## Exercise
Which lines contain the word "houses"? Return each of them as written.

(Dataset records on visual material)
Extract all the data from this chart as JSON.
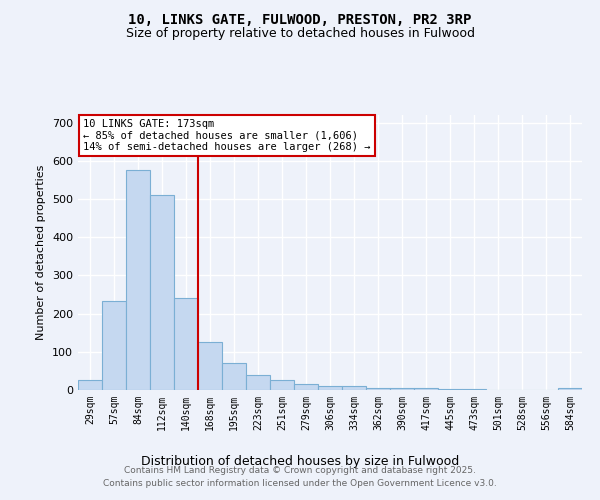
{
  "title1": "10, LINKS GATE, FULWOOD, PRESTON, PR2 3RP",
  "title2": "Size of property relative to detached houses in Fulwood",
  "xlabel": "Distribution of detached houses by size in Fulwood",
  "ylabel": "Number of detached properties",
  "categories": [
    "29sqm",
    "57sqm",
    "84sqm",
    "112sqm",
    "140sqm",
    "168sqm",
    "195sqm",
    "223sqm",
    "251sqm",
    "279sqm",
    "306sqm",
    "334sqm",
    "362sqm",
    "390sqm",
    "417sqm",
    "445sqm",
    "473sqm",
    "501sqm",
    "528sqm",
    "556sqm",
    "584sqm"
  ],
  "values": [
    25,
    233,
    575,
    510,
    240,
    125,
    70,
    40,
    25,
    15,
    10,
    10,
    5,
    4,
    4,
    3,
    2,
    0,
    0,
    0,
    4
  ],
  "bar_color": "#c5d8f0",
  "bar_edge_color": "#7bafd4",
  "vline_x_index": 5,
  "vline_color": "#cc0000",
  "annotation_text": "10 LINKS GATE: 173sqm\n← 85% of detached houses are smaller (1,606)\n14% of semi-detached houses are larger (268) →",
  "annotation_box_color": "white",
  "annotation_box_edge": "#cc0000",
  "ylim": [
    0,
    720
  ],
  "yticks": [
    0,
    100,
    200,
    300,
    400,
    500,
    600,
    700
  ],
  "footer1": "Contains HM Land Registry data © Crown copyright and database right 2025.",
  "footer2": "Contains public sector information licensed under the Open Government Licence v3.0.",
  "bg_color": "#eef2fa",
  "grid_color": "#ffffff"
}
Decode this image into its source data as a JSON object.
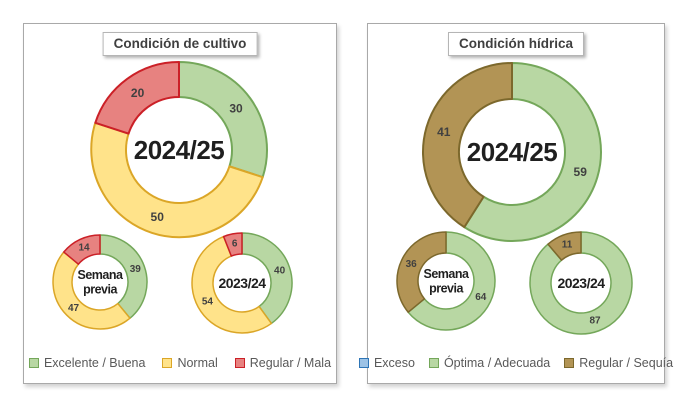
{
  "palette": {
    "green": {
      "fill": "#b8d7a3",
      "stroke": "#74a75a"
    },
    "yellow": {
      "fill": "#ffe38a",
      "stroke": "#dba627"
    },
    "red": {
      "fill": "#e78280",
      "stroke": "#cb2027"
    },
    "brown": {
      "fill": "#b29455",
      "stroke": "#7c682c"
    },
    "blue": {
      "fill": "#9dc3e6",
      "stroke": "#2e75b6"
    }
  },
  "chart_data": [
    {
      "type": "pie",
      "variant": "multi-donut",
      "title": "Condición de cultivo",
      "categories": [
        "Excelente / Buena",
        "Normal",
        "Regular / Mala"
      ],
      "colors": [
        "green",
        "yellow",
        "red"
      ],
      "rings": [
        {
          "name": "2024/25",
          "center_label": "2024/25",
          "values": [
            30,
            50,
            20
          ]
        },
        {
          "name": "Semana previa",
          "center_label": "Semana\nprevia",
          "values": [
            39,
            47,
            14
          ]
        },
        {
          "name": "2023/24",
          "center_label": "2023/24",
          "values": [
            40,
            54,
            6
          ]
        }
      ],
      "legend_position": "bottom"
    },
    {
      "type": "pie",
      "variant": "multi-donut",
      "title": "Condición hídrica",
      "categories": [
        "Exceso",
        "Óptima / Adecuada",
        "Regular / Sequía"
      ],
      "colors": [
        "blue",
        "green",
        "brown"
      ],
      "rings": [
        {
          "name": "2024/25",
          "center_label": "2024/25",
          "values": [
            0,
            59,
            41
          ]
        },
        {
          "name": "Semana previa",
          "center_label": "Semana\nprevia",
          "values": [
            0,
            64,
            36
          ]
        },
        {
          "name": "2023/24",
          "center_label": "2023/24",
          "values": [
            0,
            87,
            11
          ]
        }
      ],
      "legend_position": "bottom"
    }
  ]
}
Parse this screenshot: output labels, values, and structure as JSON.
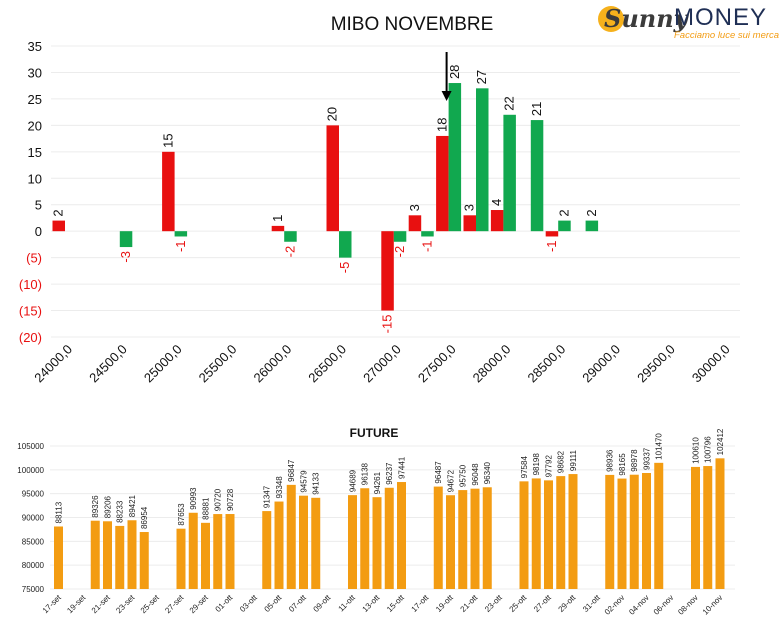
{
  "brand": {
    "name_a": "Sunny",
    "name_b": "MONEY",
    "tagline": "Facciamo luce sui mercati"
  },
  "colors": {
    "positive": "#11a84f",
    "negative": "#e81010",
    "future_bar": "#f39c12",
    "arrow": "#000000"
  },
  "chart_data": [
    {
      "type": "bar",
      "title": "MIBO NOVEMBRE",
      "xlabel": "",
      "ylabel": "",
      "ylim": [
        -20,
        35
      ],
      "yticks": [
        35,
        30,
        25,
        20,
        15,
        10,
        5,
        0,
        -5,
        -10,
        -15,
        -20
      ],
      "ytick_labels": [
        "35",
        "30",
        "25",
        "20",
        "15",
        "10",
        "5",
        "0",
        "(5)",
        "(10)",
        "(15)",
        "(20)"
      ],
      "grid": true,
      "legend": "none",
      "categories": [
        "24000,0",
        "24250,0",
        "24500,0",
        "24750,0",
        "25000,0",
        "25250,0",
        "25500,0",
        "25750,0",
        "26000,0",
        "26250,0",
        "26500,0",
        "26750,0",
        "27000,0",
        "27250,0",
        "27500,0",
        "27750,0",
        "28000,0",
        "28250,0",
        "28500,0",
        "28750,0",
        "29000,0",
        "29250,0",
        "29500,0",
        "29750,0",
        "30000,0"
      ],
      "category_labels_shown": [
        "24000,0",
        "24500,0",
        "25000,0",
        "25500,0",
        "26000,0",
        "26500,0",
        "27000,0",
        "27500,0",
        "28000,0",
        "28500,0",
        "29000,0",
        "29500,0",
        "30000,0"
      ],
      "series": [
        {
          "color": "#e81010",
          "values": [
            2,
            null,
            0,
            null,
            15,
            null,
            0,
            null,
            1,
            null,
            20,
            null,
            -15,
            3,
            18,
            3,
            4,
            null,
            -1,
            null,
            null,
            null,
            null,
            null,
            null
          ],
          "labels": [
            "2",
            "",
            "",
            "",
            "15",
            "",
            "",
            "",
            "1",
            "",
            "20",
            "",
            "-15",
            "3",
            "18",
            "3",
            "4",
            "",
            "-1",
            "",
            "",
            "",
            "",
            "",
            ""
          ]
        },
        {
          "color": "#11a84f",
          "values": [
            null,
            null,
            -3,
            null,
            -1,
            null,
            null,
            null,
            -2,
            null,
            -5,
            null,
            -2,
            -1,
            28,
            27,
            22,
            21,
            2,
            2,
            null,
            null,
            null,
            null,
            null
          ],
          "labels": [
            "",
            "",
            "-3",
            "",
            "-1",
            "",
            "",
            "",
            "-2",
            "",
            "-5",
            "",
            "-2",
            "-1",
            "28",
            "27",
            "22",
            "21",
            "2",
            "2",
            "",
            "",
            "",
            "",
            ""
          ]
        }
      ],
      "annotations": [
        {
          "type": "arrow",
          "category": "27500,0",
          "direction": "down"
        }
      ]
    },
    {
      "type": "bar",
      "title": "FUTURE",
      "xlabel": "",
      "ylabel": "",
      "ylim": [
        75000,
        105000
      ],
      "yticks": [
        75000,
        80000,
        85000,
        90000,
        95000,
        100000,
        105000
      ],
      "grid": true,
      "legend": "none",
      "categories": [
        "17-set",
        "18-set",
        "19-set",
        "20-set",
        "21-set",
        "22-set",
        "23-set",
        "24-set",
        "25-set",
        "26-set",
        "27-set",
        "28-set",
        "29-set",
        "30-set",
        "01-ott",
        "02-ott",
        "03-ott",
        "04-ott",
        "05-ott",
        "06-ott",
        "07-ott",
        "08-ott",
        "09-ott",
        "10-ott",
        "11-ott",
        "12-ott",
        "13-ott",
        "14-ott",
        "15-ott",
        "16-ott",
        "17-ott",
        "18-ott",
        "19-ott",
        "20-ott",
        "21-ott",
        "22-ott",
        "23-ott",
        "24-ott",
        "25-ott",
        "26-ott",
        "27-ott",
        "28-ott",
        "29-ott",
        "30-ott",
        "31-ott",
        "01-nov",
        "02-nov",
        "03-nov",
        "04-nov",
        "05-nov",
        "06-nov",
        "07-nov",
        "08-nov",
        "09-nov",
        "10-nov"
      ],
      "category_labels_shown": [
        "17-set",
        "19-set",
        "21-set",
        "23-set",
        "25-set",
        "27-set",
        "29-set",
        "01-ott",
        "03-ott",
        "05-ott",
        "07-ott",
        "09-ott",
        "11-ott",
        "13-ott",
        "15-ott",
        "17-ott",
        "19-ott",
        "21-ott",
        "23-ott",
        "25-ott",
        "27-ott",
        "29-ott",
        "31-ott",
        "02-nov",
        "04-nov",
        "06-nov",
        "08-nov",
        "10-nov"
      ],
      "values": [
        88113,
        null,
        null,
        89326,
        89206,
        88233,
        89421,
        86954,
        null,
        null,
        87653,
        90993,
        88881,
        90720,
        90728,
        null,
        null,
        91347,
        93348,
        96847,
        94579,
        94133,
        null,
        null,
        94689,
        96138,
        94261,
        96237,
        97441,
        null,
        null,
        96487,
        94672,
        95750,
        96048,
        96340,
        null,
        null,
        97584,
        98198,
        97792,
        98682,
        99111,
        null,
        null,
        98936,
        98165,
        98978,
        99337,
        101470,
        null,
        null,
        100610,
        100796,
        102412
      ]
    }
  ]
}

## Worked answer
  "title2": "Size of property relative to detached houses in Fulwood",
  "xlabel": "Distribution of detached houses by size in Fulwood",
  "annotation_text": "10 LINKS GATE: 173sqm\n← 85% of detached houses are smaller (1,606)\n14% of semi-detached houses are larger (268) →",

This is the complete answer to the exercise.